(Dataset entries):
— Begin —

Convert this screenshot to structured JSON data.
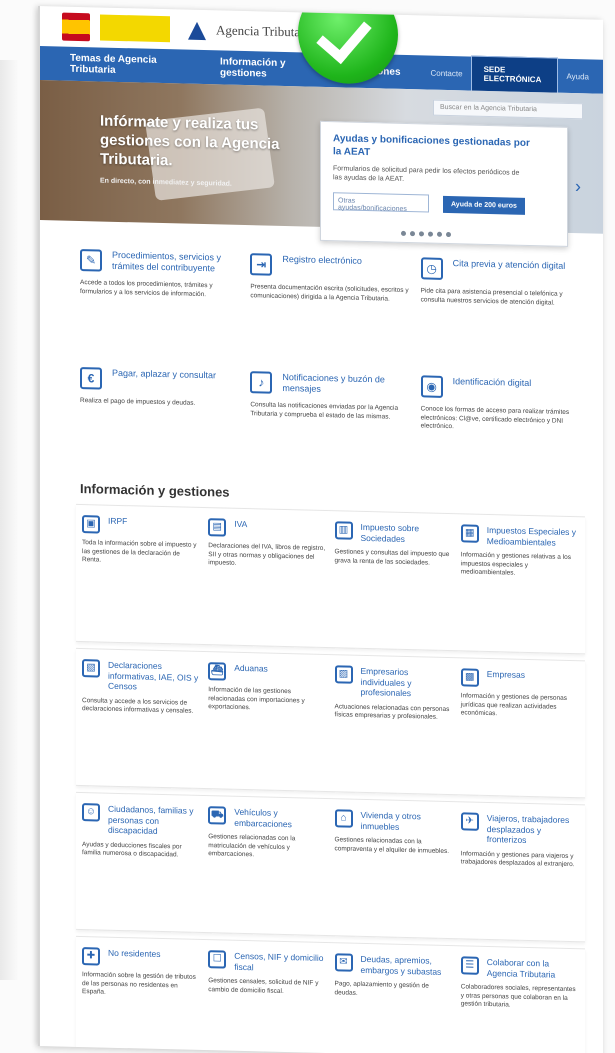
{
  "brand": {
    "agency_name": "Agencia Tributaria"
  },
  "nav": {
    "items": [
      "Temas de Agencia Tributaria",
      "Información y gestiones",
      "Gestiones"
    ],
    "links": [
      "Contacte",
      "Ayuda"
    ],
    "sede_button": "SEDE ELECTRÓNICA",
    "search_placeholder": "Buscar en la Agencia Tributaria"
  },
  "hero": {
    "title": "Infórmate y realiza tus gestiones con la Agencia Tributaria.",
    "subtitle": "En directo, con inmediatez y seguridad."
  },
  "hero_card": {
    "title": "Ayudas y bonificaciones gestionadas por la AEAT",
    "text": "Formularios de solicitud para pedir los efectos periódicos de las ayudas de la AEAT.",
    "input_placeholder": "Otras ayudas/bonificaciones",
    "button": "Ayuda de 200 euros",
    "arrow": "›"
  },
  "services": [
    {
      "icon": "✎",
      "icon_name": "edit-icon",
      "title": "Procedimientos, servicios y trámites del contribuyente",
      "desc": "Accede a todos los procedimientos, trámites y formularios y a los servicios de información."
    },
    {
      "icon": "⇥",
      "icon_name": "register-icon",
      "title": "Registro electrónico",
      "desc": "Presenta documentación escrita (solicitudes, escritos y comunicaciones) dirigida a la Agencia Tributaria."
    },
    {
      "icon": "◷",
      "icon_name": "calendar-clock-icon",
      "title": "Cita previa y atención digital",
      "desc": "Pide cita para asistencia presencial o telefónica y consulta nuestros servicios de atención digital."
    },
    {
      "icon": "€",
      "icon_name": "euro-icon",
      "title": "Pagar, aplazar y consultar",
      "desc": "Realiza el pago de impuestos y deudas."
    },
    {
      "icon": "♪",
      "icon_name": "bell-icon",
      "title": "Notificaciones y buzón de mensajes",
      "desc": "Consulta las notificaciones enviadas por la Agencia Tributaria y comprueba el estado de las mismas."
    },
    {
      "icon": "◉",
      "icon_name": "fingerprint-icon",
      "title": "Identificación digital",
      "desc": "Conoce los formas de acceso para realizar trámites electrónicos: Cl@ve, certificado electrónico y DNI electrónico."
    }
  ],
  "info_title": "Información y gestiones",
  "info_blocks": [
    [
      {
        "icon": "▣",
        "icon_name": "irpf-icon",
        "title": "IRPF",
        "desc": "Toda la información sobre el impuesto y las gestiones de la declaración de Renta."
      },
      {
        "icon": "▤",
        "icon_name": "iva-icon",
        "title": "IVA",
        "desc": "Declaraciones del IVA, libros de registro, SII y otras normas y obligaciones del impuesto."
      },
      {
        "icon": "▥",
        "icon_name": "sociedades-icon",
        "title": "Impuesto sobre Sociedades",
        "desc": "Gestiones y consultas del impuesto que grava la renta de las sociedades."
      },
      {
        "icon": "▦",
        "icon_name": "document-icon",
        "title": "Impuestos Especiales y Medioambientales",
        "desc": "Información y gestiones relativas a los impuestos especiales y medioambientales."
      }
    ],
    [
      {
        "icon": "▧",
        "icon_name": "declarations-icon",
        "title": "Declaraciones informativas, IAE, OIS y Censos",
        "desc": "Consulta y accede a los servicios de declaraciones informativas y censales."
      },
      {
        "icon": "⛴",
        "icon_name": "ship-icon",
        "title": "Aduanas",
        "desc": "Información de las gestiones relacionadas con importaciones y exportaciones."
      },
      {
        "icon": "▨",
        "icon_name": "briefcase-icon",
        "title": "Empresarios individuales y profesionales",
        "desc": "Actuaciones relacionadas con personas físicas empresarias y profesionales."
      },
      {
        "icon": "▩",
        "icon_name": "chart-icon",
        "title": "Empresas",
        "desc": "Información y gestiones de personas jurídicas que realizan actividades económicas."
      }
    ],
    [
      {
        "icon": "☺",
        "icon_name": "family-icon",
        "title": "Ciudadanos, familias y personas con discapacidad",
        "desc": "Ayudas y deducciones fiscales por familia numerosa o discapacidad."
      },
      {
        "icon": "⛟",
        "icon_name": "vehicle-icon",
        "title": "Vehículos y embarcaciones",
        "desc": "Gestiones relacionadas con la matriculación de vehículos y embarcaciones."
      },
      {
        "icon": "⌂",
        "icon_name": "house-icon",
        "title": "Vivienda y otros inmuebles",
        "desc": "Gestiones relacionadas con la compraventa y el alquiler de inmuebles."
      },
      {
        "icon": "✈",
        "icon_name": "suitcase-icon",
        "title": "Viajeros, trabajadores desplazados y fronterizos",
        "desc": "Información y gestiones para viajeros y trabajadores desplazados al extranjero."
      }
    ],
    [
      {
        "icon": "✚",
        "icon_name": "signpost-icon",
        "title": "No residentes",
        "desc": "Información sobre la gestión de tributos de las personas no residentes en España."
      },
      {
        "icon": "☐",
        "icon_name": "id-card-icon",
        "title": "Censos, NIF y domicilio fiscal",
        "desc": "Gestiones censales, solicitud de NIF y cambio de domicilio fiscal."
      },
      {
        "icon": "✉",
        "icon_name": "debts-icon",
        "title": "Deudas, apremios, embargos y subastas",
        "desc": "Pago, aplazamiento y gestión de deudas."
      },
      {
        "icon": "☰",
        "icon_name": "colaborar-icon",
        "title": "Colaborar con la Agencia Tributaria",
        "desc": "Colaboradores sociales, representantes y otras personas que colaboran en la gestión tributaria."
      }
    ]
  ]
}
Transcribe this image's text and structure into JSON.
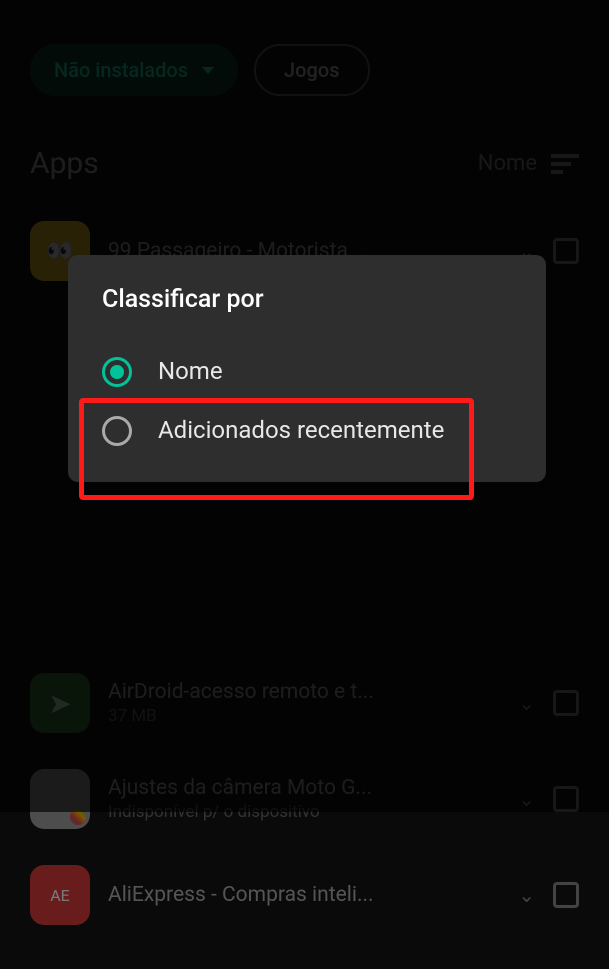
{
  "filters": {
    "installed_label": "Não instalados",
    "games_label": "Jogos"
  },
  "section": {
    "title": "Apps",
    "sort_label": "Nome"
  },
  "apps": [
    {
      "title": "99 Passageiro - Motorista...",
      "sub": ""
    },
    {
      "title": "AirDroid-acesso remoto e t...",
      "sub": "37 MB"
    },
    {
      "title": "Ajustes da câmera Moto G...",
      "sub": "Indisponível p/ o dispositivo"
    },
    {
      "title": "AliExpress - Compras inteli...",
      "sub": ""
    }
  ],
  "dialog": {
    "title": "Classificar por",
    "options": {
      "name": "Nome",
      "recent": "Adicionados recentemente"
    }
  }
}
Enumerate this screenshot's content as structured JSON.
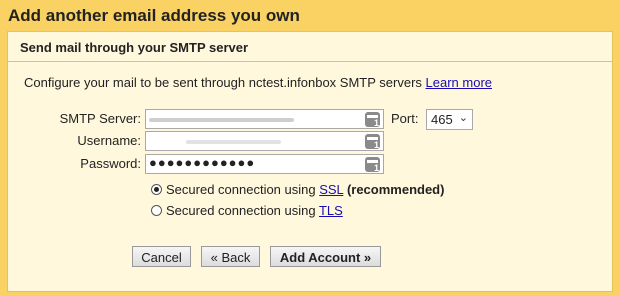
{
  "dialog": {
    "title": "Add another email address you own",
    "subtitle": "Send mail through your SMTP server",
    "description": "Configure your mail to be sent through nctest.infonbox SMTP servers",
    "learn_more": "Learn more"
  },
  "form": {
    "smtp_label": "SMTP Server:",
    "username_label": "Username:",
    "password_label": "Password:",
    "password_value": "●●●●●●●●●●●●",
    "port_label": "Port:",
    "port_value": "465"
  },
  "security": {
    "ssl_prefix": "Secured connection using ",
    "ssl_link": "SSL",
    "ssl_suffix": "(recommended)",
    "tls_prefix": "Secured connection using ",
    "tls_link": "TLS",
    "selected": "ssl"
  },
  "buttons": {
    "cancel": "Cancel",
    "back": "« Back",
    "add": "Add Account »"
  }
}
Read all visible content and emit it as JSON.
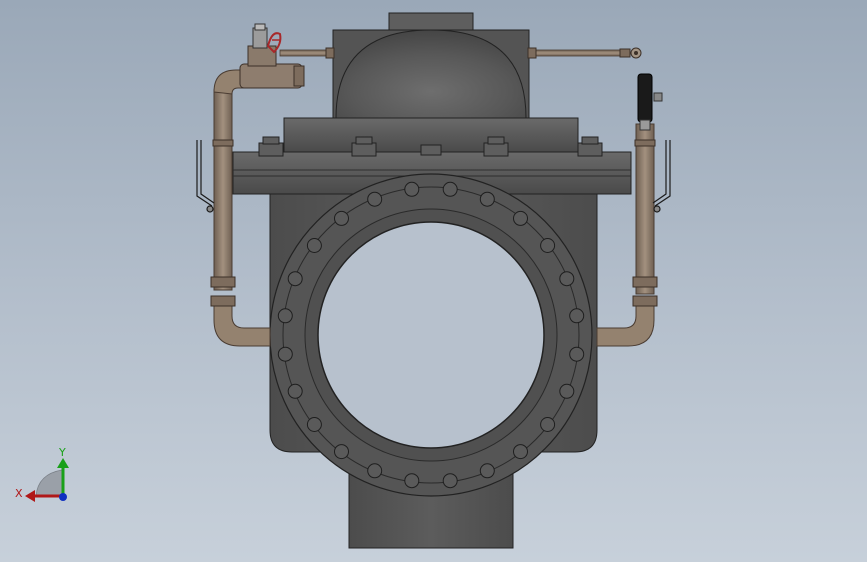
{
  "viewport": {
    "background_top": "#9aa8b8",
    "background_bottom": "#c7d0da"
  },
  "model": {
    "body_color": "#5a5a5a",
    "body_dark": "#4a4a4a",
    "pipe_color": "#8e7d6e",
    "pipe_edge": "#5b4c40",
    "valve_accent": "#a8282a"
  },
  "triad": {
    "x_label": "X",
    "y_label": "Y",
    "x_color": "#b01818",
    "y_color": "#19a019",
    "z_color": "#1030c0"
  }
}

— End —

(What is being asked):
Each record must be quoted in full and exactly. Do not include the pictures.

(Response below):
Convert this screenshot to structured JSON data.
{
  "brand": {
    "agency_name": "Agencia Tributaria"
  },
  "nav": {
    "items": [
      "Temas de Agencia Tributaria",
      "Información y gestiones",
      "Gestiones"
    ],
    "links": [
      "Contacte",
      "Ayuda"
    ],
    "sede_button": "SEDE ELECTRÓNICA",
    "search_placeholder": "Buscar en la Agencia Tributaria"
  },
  "hero": {
    "title": "Infórmate y realiza tus gestiones con la Agencia Tributaria.",
    "subtitle": "En directo, con inmediatez y seguridad."
  },
  "hero_card": {
    "title": "Ayudas y bonificaciones gestionadas por la AEAT",
    "text": "Formularios de solicitud para pedir los efectos periódicos de las ayudas de la AEAT.",
    "input_placeholder": "Otras ayudas/bonificaciones",
    "button": "Ayuda de 200 euros",
    "arrow": "›"
  },
  "services": [
    {
      "icon": "✎",
      "icon_name": "edit-icon",
      "title": "Procedimientos, servicios y trámites del contribuyente",
      "desc": "Accede a todos los procedimientos, trámites y formularios y a los servicios de información."
    },
    {
      "icon": "⇥",
      "icon_name": "register-icon",
      "title": "Registro electrónico",
      "desc": "Presenta documentación escrita (solicitudes, escritos y comunicaciones) dirigida a la Agencia Tributaria."
    },
    {
      "icon": "◷",
      "icon_name": "calendar-clock-icon",
      "title": "Cita previa y atención digital",
      "desc": "Pide cita para asistencia presencial o telefónica y consulta nuestros servicios de atención digital."
    },
    {
      "icon": "€",
      "icon_name": "euro-icon",
      "title": "Pagar, aplazar y consultar",
      "desc": "Realiza el pago de impuestos y deudas."
    },
    {
      "icon": "♪",
      "icon_name": "bell-icon",
      "title": "Notificaciones y buzón de mensajes",
      "desc": "Consulta las notificaciones enviadas por la Agencia Tributaria y comprueba el estado de las mismas."
    },
    {
      "icon": "◉",
      "icon_name": "fingerprint-icon",
      "title": "Identificación digital",
      "desc": "Conoce los formas de acceso para realizar trámites electrónicos: Cl@ve, certificado electrónico y DNI electrónico."
    }
  ],
  "info_title": "Información y gestiones",
  "info_blocks": [
    [
      {
        "icon": "▣",
        "icon_name": "irpf-icon",
        "title": "IRPF",
        "desc": "Toda la información sobre el impuesto y las gestiones de la declaración de Renta."
      },
      {
        "icon": "▤",
        "icon_name": "iva-icon",
        "title": "IVA",
        "desc": "Declaraciones del IVA, libros de registro, SII y otras normas y obligaciones del impuesto."
      },
      {
        "icon": "▥",
        "icon_name": "sociedades-icon",
        "title": "Impuesto sobre Sociedades",
        "desc": "Gestiones y consultas del impuesto que grava la renta de las sociedades."
      },
      {
        "icon": "▦",
        "icon_name": "document-icon",
        "title": "Impuestos Especiales y Medioambientales",
        "desc": "Información y gestiones relativas a los impuestos especiales y medioambientales."
      }
    ],
    [
      {
        "icon": "▧",
        "icon_name": "declarations-icon",
        "title": "Declaraciones informativas, IAE, OIS y Censos",
        "desc": "Consulta y accede a los servicios de declaraciones informativas y censales."
      },
      {
        "icon": "⛴",
        "icon_name": "ship-icon",
        "title": "Aduanas",
        "desc": "Información de las gestiones relacionadas con importaciones y exportaciones."
      },
      {
        "icon": "▨",
        "icon_name": "briefcase-icon",
        "title": "Empresarios individuales y profesionales",
        "desc": "Actuaciones relacionadas con personas físicas empresarias y profesionales."
      },
      {
        "icon": "▩",
        "icon_name": "chart-icon",
        "title": "Empresas",
        "desc": "Información y gestiones de personas jurídicas que realizan actividades económicas."
      }
    ],
    [
      {
        "icon": "☺",
        "icon_name": "family-icon",
        "title": "Ciudadanos, familias y personas con discapacidad",
        "desc": "Ayudas y deducciones fiscales por familia numerosa o discapacidad."
      },
      {
        "icon": "⛟",
        "icon_name": "vehicle-icon",
        "title": "Vehículos y embarcaciones",
        "desc": "Gestiones relacionadas con la matriculación de vehículos y embarcaciones."
      },
      {
        "icon": "⌂",
        "icon_name": "house-icon",
        "title": "Vivienda y otros inmuebles",
        "desc": "Gestiones relacionadas con la compraventa y el alquiler de inmuebles."
      },
      {
        "icon": "✈",
        "icon_name": "suitcase-icon",
        "title": "Viajeros, trabajadores desplazados y fronterizos",
        "desc": "Información y gestiones para viajeros y trabajadores desplazados al extranjero."
      }
    ],
    [
      {
        "icon": "✚",
        "icon_name": "signpost-icon",
        "title": "No residentes",
        "desc": "Información sobre la gestión de tributos de las personas no residentes en España."
      },
      {
        "icon": "☐",
        "icon_name": "id-card-icon",
        "title": "Censos, NIF y domicilio fiscal",
        "desc": "Gestiones censales, solicitud de NIF y cambio de domicilio fiscal."
      },
      {
        "icon": "✉",
        "icon_name": "debts-icon",
        "title": "Deudas, apremios, embargos y subastas",
        "desc": "Pago, aplazamiento y gestión de deudas."
      },
      {
        "icon": "☰",
        "icon_name": "colaborar-icon",
        "title": "Colaborar con la Agencia Tributaria",
        "desc": "Colaboradores sociales, representantes y otras personas que colaboran en la gestión tributaria."
      }
    ]
  ]
}
Transcribe this image's text and structure into JSON.
{
  "filters": {
    "installed_label": "Não instalados",
    "games_label": "Jogos"
  },
  "section": {
    "title": "Apps",
    "sort_label": "Nome"
  },
  "apps": [
    {
      "title": "99 Passageiro - Motorista...",
      "sub": ""
    },
    {
      "title": "AirDroid-acesso remoto e t...",
      "sub": "37 MB"
    },
    {
      "title": "Ajustes da câmera Moto G...",
      "sub": "Indisponível p/ o dispositivo"
    },
    {
      "title": "AliExpress - Compras inteli...",
      "sub": ""
    }
  ],
  "dialog": {
    "title": "Classificar por",
    "options": {
      "name": "Nome",
      "recent": "Adicionados recentemente"
    }
  }
}
Enumerate this screenshot's content as structured JSON.
{
  "dialog": {
    "title": "Add another email address you own",
    "subtitle": "Send mail through your SMTP server",
    "description": "Configure your mail to be sent through nctest.infonbox SMTP servers",
    "learn_more": "Learn more"
  },
  "form": {
    "smtp_label": "SMTP Server:",
    "username_label": "Username:",
    "password_label": "Password:",
    "password_value": "●●●●●●●●●●●●",
    "port_label": "Port:",
    "port_value": "465"
  },
  "security": {
    "ssl_prefix": "Secured connection using ",
    "ssl_link": "SSL",
    "ssl_suffix": "(recommended)",
    "tls_prefix": "Secured connection using ",
    "tls_link": "TLS",
    "selected": "ssl"
  },
  "buttons": {
    "cancel": "Cancel",
    "back": "« Back",
    "add": "Add Account »"
  }
}
Read all visible content and emit it as JSON.
{
  "viewport": {
    "background_top": "#9aa8b8",
    "background_bottom": "#c7d0da"
  },
  "model": {
    "body_color": "#5a5a5a",
    "body_dark": "#4a4a4a",
    "pipe_color": "#8e7d6e",
    "pipe_edge": "#5b4c40",
    "valve_accent": "#a8282a"
  },
  "triad": {
    "x_label": "X",
    "y_label": "Y",
    "x_color": "#b01818",
    "y_color": "#19a019",
    "z_color": "#1030c0"
  }
}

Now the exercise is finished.